---------- Input rows

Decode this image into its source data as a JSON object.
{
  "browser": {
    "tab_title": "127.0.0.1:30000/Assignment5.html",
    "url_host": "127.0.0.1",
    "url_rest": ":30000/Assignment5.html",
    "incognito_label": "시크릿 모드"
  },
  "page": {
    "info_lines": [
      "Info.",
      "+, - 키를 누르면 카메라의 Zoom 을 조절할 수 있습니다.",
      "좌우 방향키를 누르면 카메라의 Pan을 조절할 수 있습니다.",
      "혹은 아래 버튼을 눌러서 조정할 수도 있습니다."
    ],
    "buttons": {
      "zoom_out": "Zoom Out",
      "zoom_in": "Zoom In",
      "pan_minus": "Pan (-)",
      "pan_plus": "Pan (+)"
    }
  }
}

--------------------

• _What needs to be done_: Return every line in the listing that contains the word "있습니다".

• _Exercise result_:
      "+, - 키를 누르면 카메라의 Zoom 을 조절할 수 있습니다.",
      "좌우 방향키를 누르면 카메라의 Pan을 조절할 수 있습니다.",
      "혹은 아래 버튼을 눌러서 조정할 수도 있습니다."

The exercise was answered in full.